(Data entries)

......

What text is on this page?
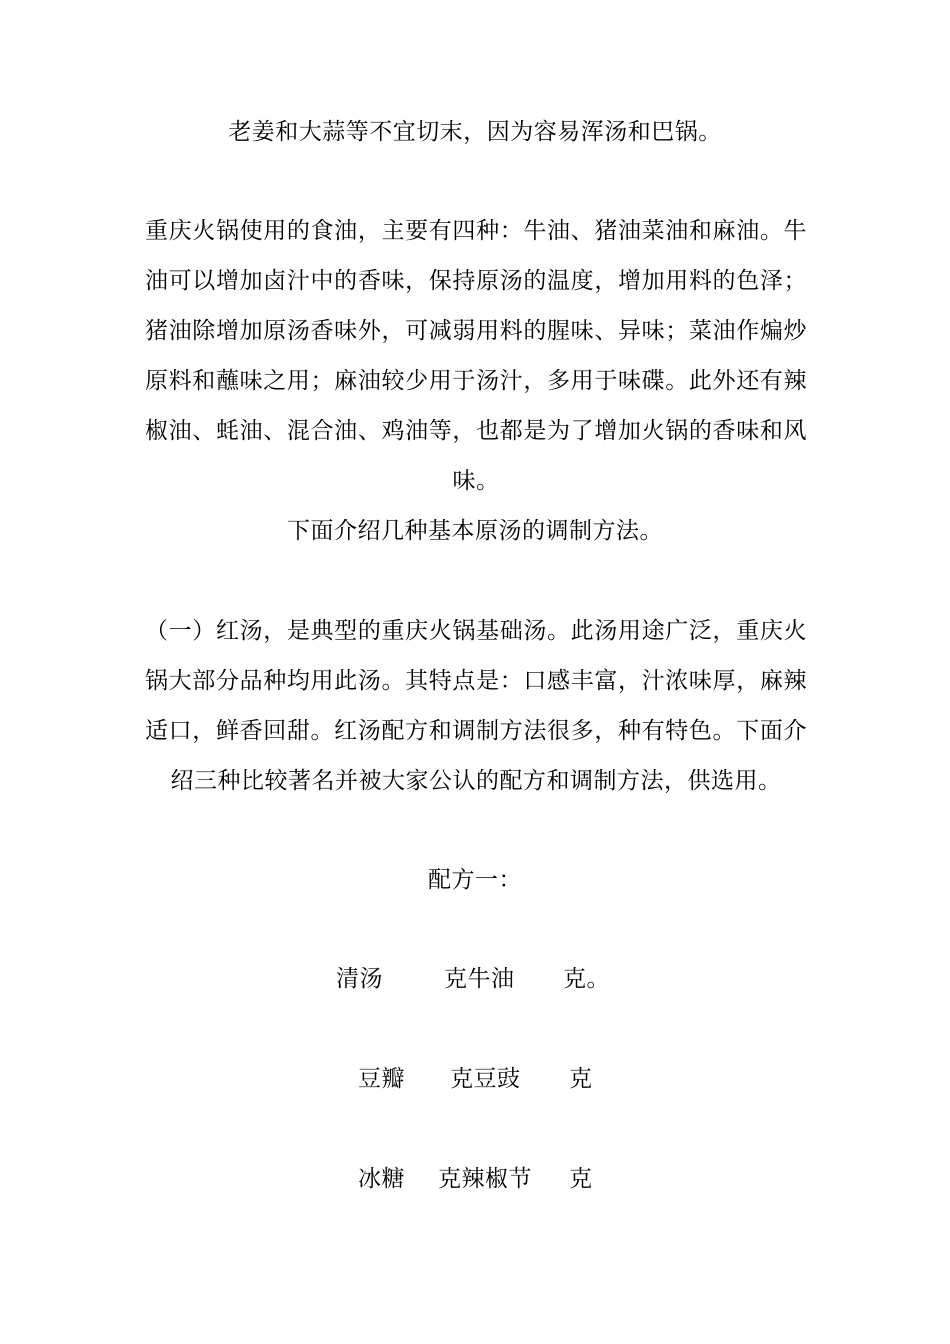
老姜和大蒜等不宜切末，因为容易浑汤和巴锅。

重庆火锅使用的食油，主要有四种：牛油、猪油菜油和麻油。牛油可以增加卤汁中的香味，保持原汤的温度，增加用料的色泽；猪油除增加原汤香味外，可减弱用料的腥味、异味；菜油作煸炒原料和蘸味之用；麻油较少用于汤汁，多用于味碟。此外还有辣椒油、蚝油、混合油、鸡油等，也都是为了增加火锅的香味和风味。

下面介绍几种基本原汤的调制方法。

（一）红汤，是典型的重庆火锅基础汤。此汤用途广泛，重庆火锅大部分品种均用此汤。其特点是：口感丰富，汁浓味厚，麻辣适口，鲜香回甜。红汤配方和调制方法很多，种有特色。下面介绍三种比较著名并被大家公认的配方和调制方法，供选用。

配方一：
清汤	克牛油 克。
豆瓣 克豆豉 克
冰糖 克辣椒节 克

......

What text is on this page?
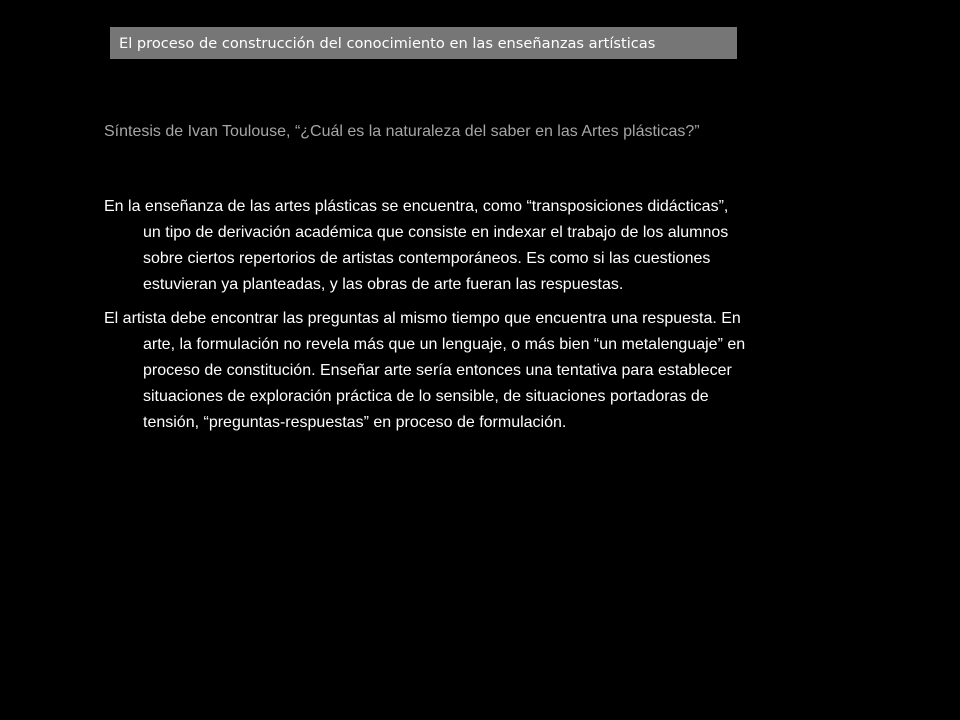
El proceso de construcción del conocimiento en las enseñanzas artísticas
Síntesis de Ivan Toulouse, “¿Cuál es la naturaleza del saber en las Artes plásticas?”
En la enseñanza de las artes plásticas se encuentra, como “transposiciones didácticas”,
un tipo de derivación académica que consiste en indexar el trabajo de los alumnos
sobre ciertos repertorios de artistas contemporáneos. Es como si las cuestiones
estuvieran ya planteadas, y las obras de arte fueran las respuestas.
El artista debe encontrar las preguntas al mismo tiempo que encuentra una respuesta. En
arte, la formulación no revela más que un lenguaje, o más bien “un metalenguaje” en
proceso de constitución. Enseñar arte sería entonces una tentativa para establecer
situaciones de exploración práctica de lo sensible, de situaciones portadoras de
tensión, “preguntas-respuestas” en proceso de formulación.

......

=== Given request ===
Read the entries and pick out all lines that include the word "proceso".

=== Output for this exercise ===
El proceso de construcción del conocimiento en las enseñanzas artísticas
proceso de constitución. Enseñar arte sería entonces una tentativa para establecer
tensión, “preguntas-respuestas” en proceso de formulación.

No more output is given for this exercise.